## Problem description:
Nothing in the data should change when you return it, but leave the pictures out.
○ ○ ○ ○
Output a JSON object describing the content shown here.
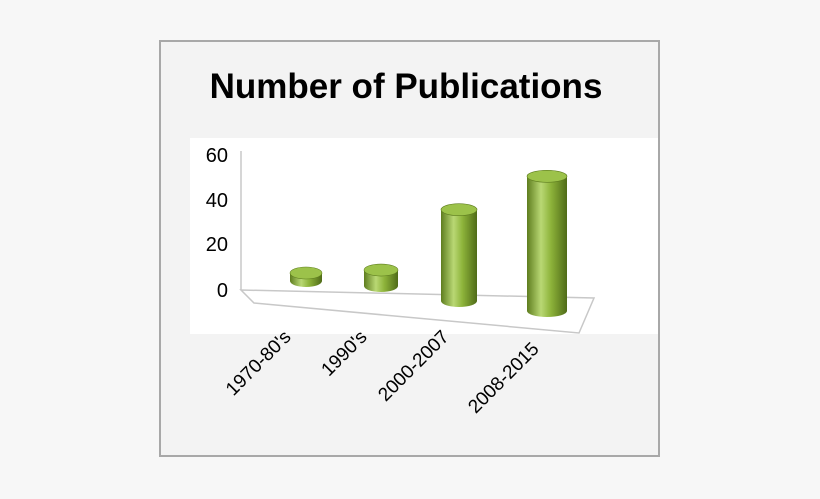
{
  "chart_data": {
    "type": "bar",
    "title": "Number of Publications",
    "categories": [
      "1970-80's",
      "1990's",
      "2000-2007",
      "2008-2015"
    ],
    "values": [
      3,
      7,
      40,
      59
    ],
    "y_ticks": [
      "0",
      "20",
      "40",
      "60"
    ],
    "ylim": [
      0,
      60
    ],
    "grid": false,
    "legend": "none",
    "style": "3d-cylinder",
    "colors": {
      "bar": "#8db33a",
      "bar_dark": "#5e7d1f",
      "bar_light": "#b9d874",
      "top": "#9cc24a"
    }
  }
}
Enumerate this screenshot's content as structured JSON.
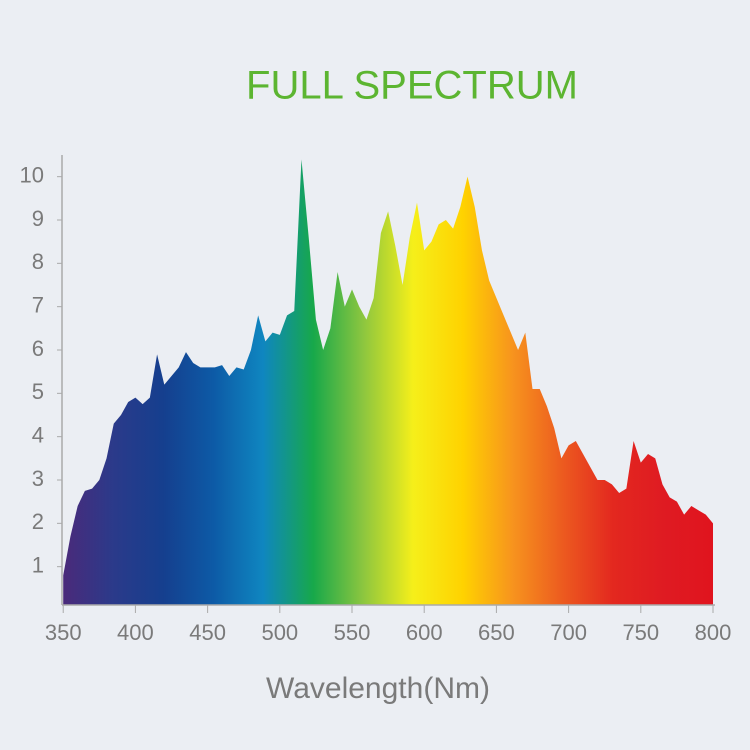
{
  "chart_data": {
    "type": "area",
    "title": "FULL SPECTRUM",
    "x_label": "Wavelength(Nm)",
    "x": [
      350,
      355,
      360,
      365,
      370,
      375,
      380,
      385,
      390,
      395,
      400,
      405,
      410,
      415,
      420,
      425,
      430,
      435,
      440,
      445,
      450,
      455,
      460,
      465,
      470,
      475,
      480,
      485,
      490,
      495,
      500,
      505,
      510,
      515,
      520,
      525,
      530,
      535,
      540,
      545,
      550,
      555,
      560,
      565,
      570,
      575,
      580,
      585,
      590,
      595,
      600,
      605,
      610,
      615,
      620,
      625,
      630,
      635,
      640,
      645,
      650,
      655,
      660,
      665,
      670,
      675,
      680,
      685,
      690,
      695,
      700,
      705,
      710,
      715,
      720,
      725,
      730,
      735,
      740,
      745,
      750,
      755,
      760,
      765,
      770,
      775,
      780,
      785,
      790,
      795,
      800
    ],
    "values": [
      0.8,
      1.7,
      2.4,
      2.75,
      2.8,
      3.0,
      3.5,
      4.3,
      4.5,
      4.8,
      4.9,
      4.75,
      4.9,
      5.9,
      5.2,
      5.4,
      5.6,
      5.95,
      5.7,
      5.6,
      5.6,
      5.6,
      5.65,
      5.4,
      5.6,
      5.55,
      6.0,
      6.8,
      6.2,
      6.4,
      6.35,
      6.8,
      6.9,
      10.4,
      8.6,
      6.7,
      6.0,
      6.5,
      7.8,
      7.0,
      7.4,
      7.0,
      6.7,
      7.2,
      8.7,
      9.2,
      8.4,
      7.5,
      8.6,
      9.4,
      8.3,
      8.5,
      8.9,
      9.0,
      8.8,
      9.3,
      10.0,
      9.3,
      8.3,
      7.6,
      7.2,
      6.8,
      6.4,
      6.0,
      6.4,
      5.1,
      5.1,
      4.7,
      4.2,
      3.5,
      3.8,
      3.9,
      3.6,
      3.3,
      3.0,
      3.0,
      2.9,
      2.7,
      2.8,
      3.9,
      3.4,
      3.6,
      3.5,
      2.9,
      2.6,
      2.5,
      2.2,
      2.4,
      2.3,
      2.2,
      2.0
    ],
    "gradient": [
      "#4a2a7a",
      "#2b3a8a",
      "#153f8e",
      "#0d5aa6",
      "#0f86c0",
      "#17a84a",
      "#8cc63f",
      "#f5ef1a",
      "#ffd200",
      "#f7931e",
      "#ec5a1f",
      "#e3281f",
      "#df1b22",
      "#e0141e"
    ],
    "title_color": "#5cb531",
    "xlim": [
      345,
      800
    ],
    "ylim": [
      0,
      10.5
    ],
    "xticks": [
      350,
      400,
      450,
      500,
      550,
      600,
      650,
      700,
      750,
      800
    ],
    "yticks": [
      1,
      2,
      3,
      4,
      5,
      6,
      7,
      8,
      9,
      10
    ]
  }
}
○ ○ ○ ○
## Task result:
Output a JSON object describing the content shown here.
{
  "chart_data": {
    "type": "bar",
    "title": "Number of Publications",
    "categories": [
      "1970-80's",
      "1990's",
      "2000-2007",
      "2008-2015"
    ],
    "values": [
      3,
      7,
      40,
      59
    ],
    "y_ticks": [
      "0",
      "20",
      "40",
      "60"
    ],
    "ylim": [
      0,
      60
    ],
    "grid": false,
    "legend": "none",
    "style": "3d-cylinder",
    "colors": {
      "bar": "#8db33a",
      "bar_dark": "#5e7d1f",
      "bar_light": "#b9d874",
      "top": "#9cc24a"
    }
  }
}
Enumerate this screenshot's content as structured JSON.
{
  "chart_data": {
    "type": "area",
    "title": "FULL SPECTRUM",
    "x_label": "Wavelength(Nm)",
    "x": [
      350,
      355,
      360,
      365,
      370,
      375,
      380,
      385,
      390,
      395,
      400,
      405,
      410,
      415,
      420,
      425,
      430,
      435,
      440,
      445,
      450,
      455,
      460,
      465,
      470,
      475,
      480,
      485,
      490,
      495,
      500,
      505,
      510,
      515,
      520,
      525,
      530,
      535,
      540,
      545,
      550,
      555,
      560,
      565,
      570,
      575,
      580,
      585,
      590,
      595,
      600,
      605,
      610,
      615,
      620,
      625,
      630,
      635,
      640,
      645,
      650,
      655,
      660,
      665,
      670,
      675,
      680,
      685,
      690,
      695,
      700,
      705,
      710,
      715,
      720,
      725,
      730,
      735,
      740,
      745,
      750,
      755,
      760,
      765,
      770,
      775,
      780,
      785,
      790,
      795,
      800
    ],
    "values": [
      0.8,
      1.7,
      2.4,
      2.75,
      2.8,
      3.0,
      3.5,
      4.3,
      4.5,
      4.8,
      4.9,
      4.75,
      4.9,
      5.9,
      5.2,
      5.4,
      5.6,
      5.95,
      5.7,
      5.6,
      5.6,
      5.6,
      5.65,
      5.4,
      5.6,
      5.55,
      6.0,
      6.8,
      6.2,
      6.4,
      6.35,
      6.8,
      6.9,
      10.4,
      8.6,
      6.7,
      6.0,
      6.5,
      7.8,
      7.0,
      7.4,
      7.0,
      6.7,
      7.2,
      8.7,
      9.2,
      8.4,
      7.5,
      8.6,
      9.4,
      8.3,
      8.5,
      8.9,
      9.0,
      8.8,
      9.3,
      10.0,
      9.3,
      8.3,
      7.6,
      7.2,
      6.8,
      6.4,
      6.0,
      6.4,
      5.1,
      5.1,
      4.7,
      4.2,
      3.5,
      3.8,
      3.9,
      3.6,
      3.3,
      3.0,
      3.0,
      2.9,
      2.7,
      2.8,
      3.9,
      3.4,
      3.6,
      3.5,
      2.9,
      2.6,
      2.5,
      2.2,
      2.4,
      2.3,
      2.2,
      2.0
    ],
    "gradient": [
      "#4a2a7a",
      "#2b3a8a",
      "#153f8e",
      "#0d5aa6",
      "#0f86c0",
      "#17a84a",
      "#8cc63f",
      "#f5ef1a",
      "#ffd200",
      "#f7931e",
      "#ec5a1f",
      "#e3281f",
      "#df1b22",
      "#e0141e"
    ],
    "title_color": "#5cb531",
    "xlim": [
      345,
      800
    ],
    "ylim": [
      0,
      10.5
    ],
    "xticks": [
      350,
      400,
      450,
      500,
      550,
      600,
      650,
      700,
      750,
      800
    ],
    "yticks": [
      1,
      2,
      3,
      4,
      5,
      6,
      7,
      8,
      9,
      10
    ]
  }
}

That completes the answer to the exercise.